RECORDS PROVIDED:
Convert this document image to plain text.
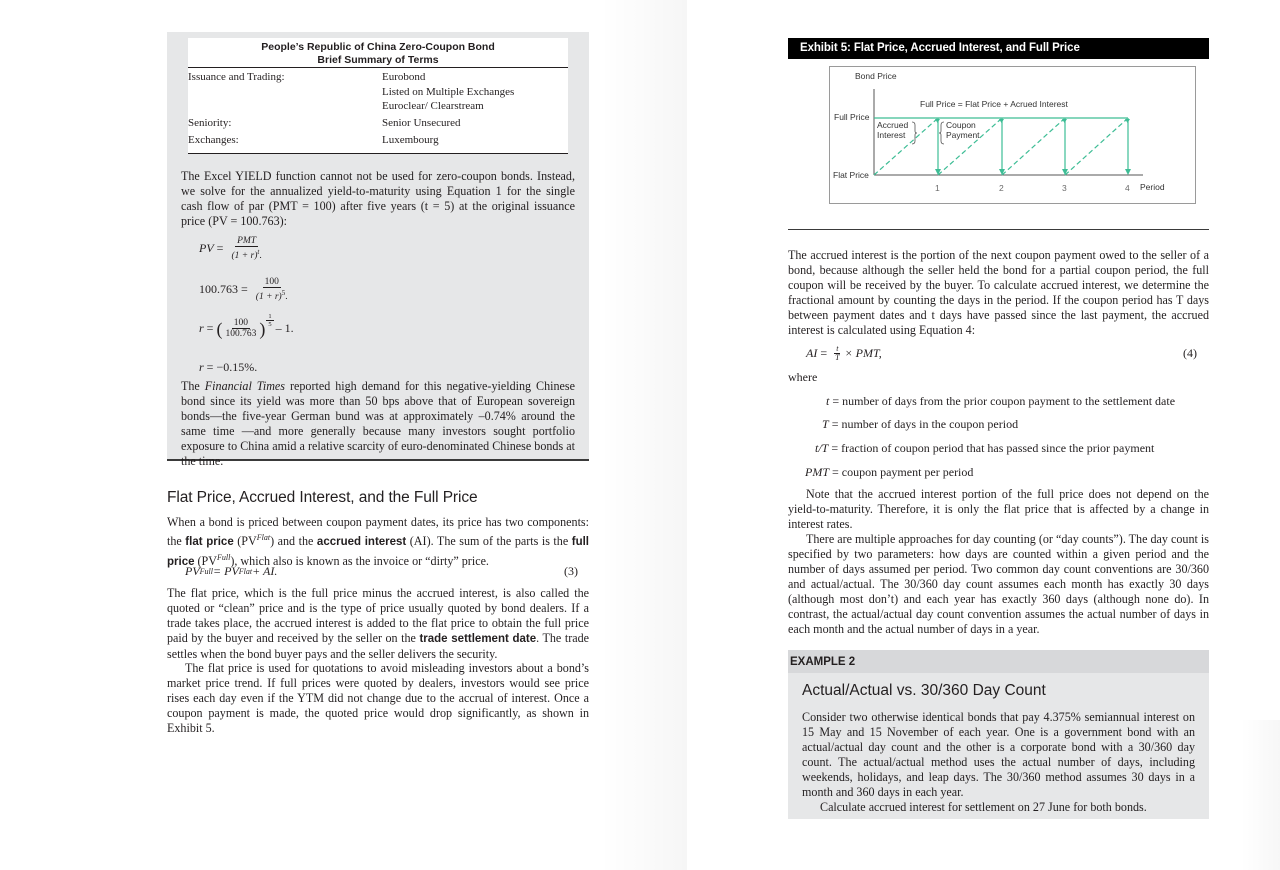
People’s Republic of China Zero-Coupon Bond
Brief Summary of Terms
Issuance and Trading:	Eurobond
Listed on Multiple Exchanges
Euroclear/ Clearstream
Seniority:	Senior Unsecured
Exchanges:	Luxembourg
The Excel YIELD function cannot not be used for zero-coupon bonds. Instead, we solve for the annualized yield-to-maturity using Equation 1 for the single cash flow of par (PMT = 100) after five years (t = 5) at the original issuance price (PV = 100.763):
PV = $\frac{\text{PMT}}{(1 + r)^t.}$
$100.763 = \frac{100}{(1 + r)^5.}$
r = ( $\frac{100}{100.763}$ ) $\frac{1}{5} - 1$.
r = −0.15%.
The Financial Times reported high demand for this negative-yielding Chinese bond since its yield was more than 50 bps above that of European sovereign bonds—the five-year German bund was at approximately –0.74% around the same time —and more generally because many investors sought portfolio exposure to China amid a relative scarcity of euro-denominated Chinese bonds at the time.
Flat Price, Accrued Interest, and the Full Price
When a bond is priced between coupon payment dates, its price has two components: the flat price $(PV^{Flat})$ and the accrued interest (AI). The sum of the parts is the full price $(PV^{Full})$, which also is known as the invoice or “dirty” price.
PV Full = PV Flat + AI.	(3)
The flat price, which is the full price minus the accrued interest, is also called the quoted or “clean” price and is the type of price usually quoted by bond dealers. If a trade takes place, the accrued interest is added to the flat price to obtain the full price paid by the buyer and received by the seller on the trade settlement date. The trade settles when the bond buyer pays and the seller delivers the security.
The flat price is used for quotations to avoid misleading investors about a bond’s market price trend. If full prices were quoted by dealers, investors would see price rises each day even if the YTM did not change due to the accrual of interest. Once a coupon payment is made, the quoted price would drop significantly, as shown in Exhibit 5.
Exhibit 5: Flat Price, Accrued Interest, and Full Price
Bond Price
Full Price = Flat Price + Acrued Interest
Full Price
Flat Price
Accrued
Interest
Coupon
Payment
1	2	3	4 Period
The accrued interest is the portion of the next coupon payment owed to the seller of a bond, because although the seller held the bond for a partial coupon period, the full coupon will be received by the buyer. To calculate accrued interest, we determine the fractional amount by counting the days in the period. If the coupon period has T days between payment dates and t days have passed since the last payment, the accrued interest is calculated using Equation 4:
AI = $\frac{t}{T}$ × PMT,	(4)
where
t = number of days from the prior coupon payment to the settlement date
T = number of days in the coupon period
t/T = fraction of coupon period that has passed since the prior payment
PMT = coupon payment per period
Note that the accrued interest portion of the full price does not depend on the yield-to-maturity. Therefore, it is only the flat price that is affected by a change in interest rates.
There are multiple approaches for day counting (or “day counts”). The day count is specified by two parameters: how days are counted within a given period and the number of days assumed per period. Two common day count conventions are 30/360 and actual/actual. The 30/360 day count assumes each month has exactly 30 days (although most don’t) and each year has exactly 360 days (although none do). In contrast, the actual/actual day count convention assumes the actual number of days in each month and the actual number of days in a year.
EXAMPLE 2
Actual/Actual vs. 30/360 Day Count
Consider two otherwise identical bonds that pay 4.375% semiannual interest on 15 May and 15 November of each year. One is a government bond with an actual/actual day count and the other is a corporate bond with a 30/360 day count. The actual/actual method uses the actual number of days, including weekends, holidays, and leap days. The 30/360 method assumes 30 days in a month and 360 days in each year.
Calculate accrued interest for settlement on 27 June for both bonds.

AIM OF THE EXERCISE: Take the data above and repeat it exactly, leaving each picture out.

RESULT:
Convert this document image to plain text.
People’s Republic of China Zero-Coupon Bond
Brief Summary of Terms
Issuance and Trading:	Eurobond
Listed on Multiple Exchanges
Euroclear/ Clearstream
Seniority:	Senior Unsecured
Exchanges:	Luxembourg
The Excel YIELD function cannot not be used for zero-coupon bonds. Instead, we solve for the annualized yield-to-maturity using Equation 1 for the single cash flow of par (PMT = 100) after five years (t = 5) at the original issuance price (PV = 100.763):
PV = $\frac{\text{PMT}}{(1 + r)^t.}$
$100.763 = \frac{100}{(1 + r)^5.}$
r = ( $\frac{100}{100.763}$ ) $\frac{1}{5} - 1$.
r = −0.15%.
The Financial Times reported high demand for this negative-yielding Chinese bond since its yield was more than 50 bps above that of European sovereign bonds—the five-year German bund was at approximately –0.74% around the same time —and more generally because many investors sought portfolio exposure to China amid a relative scarcity of euro-denominated Chinese bonds at the time.
Flat Price, Accrued Interest, and the Full Price
When a bond is priced between coupon payment dates, its price has two components: the flat price $(PV^{Flat})$ and the accrued interest (AI). The sum of the parts is the full price $(PV^{Full})$, which also is known as the invoice or “dirty” price.
PV Full = PV Flat + AI.	(3)
The flat price, which is the full price minus the accrued interest, is also called the quoted or “clean” price and is the type of price usually quoted by bond dealers. If a trade takes place, the accrued interest is added to the flat price to obtain the full price paid by the buyer and received by the seller on the trade settlement date. The trade settles when the bond buyer pays and the seller delivers the security.
The flat price is used for quotations to avoid misleading investors about a bond’s market price trend. If full prices were quoted by dealers, investors would see price rises each day even if the YTM did not change due to the accrual of interest. Once a coupon payment is made, the quoted price would drop significantly, as shown in Exhibit 5.
Exhibit 5: Flat Price, Accrued Interest, and Full Price
Bond Price
Full Price = Flat Price + Acrued Interest
Full Price
Flat Price
Accrued
Interest
Coupon
Payment
1	2	3	4 Period
The accrued interest is the portion of the next coupon payment owed to the seller of a bond, because although the seller held the bond for a partial coupon period, the full coupon will be received by the buyer. To calculate accrued interest, we determine the fractional amount by counting the days in the period. If the coupon period has T days between payment dates and t days have passed since the last payment, the accrued interest is calculated using Equation 4:
AI = $\frac{t}{T}$ × PMT,	(4)
where
t = number of days from the prior coupon payment to the settlement date
T = number of days in the coupon period
t/T = fraction of coupon period that has passed since the prior payment
PMT = coupon payment per period
Note that the accrued interest portion of the full price does not depend on the yield-to-maturity. Therefore, it is only the flat price that is affected by a change in interest rates.
There are multiple approaches for day counting (or “day counts”). The day count is specified by two parameters: how days are counted within a given period and the number of days assumed per period. Two common day count conventions are 30/360 and actual/actual. The 30/360 day count assumes each month has exactly 30 days (although most don’t) and each year has exactly 360 days (although none do). In contrast, the actual/actual day count convention assumes the actual number of days in each month and the actual number of days in a year.
EXAMPLE 2
Actual/Actual vs. 30/360 Day Count
Consider two otherwise identical bonds that pay 4.375% semiannual interest on 15 May and 15 November of each year. One is a government bond with an actual/actual day count and the other is a corporate bond with a 30/360 day count. The actual/actual method uses the actual number of days, including weekends, holidays, and leap days. The 30/360 method assumes 30 days in a month and 360 days in each year.
Calculate accrued interest for settlement on 27 June for both bonds.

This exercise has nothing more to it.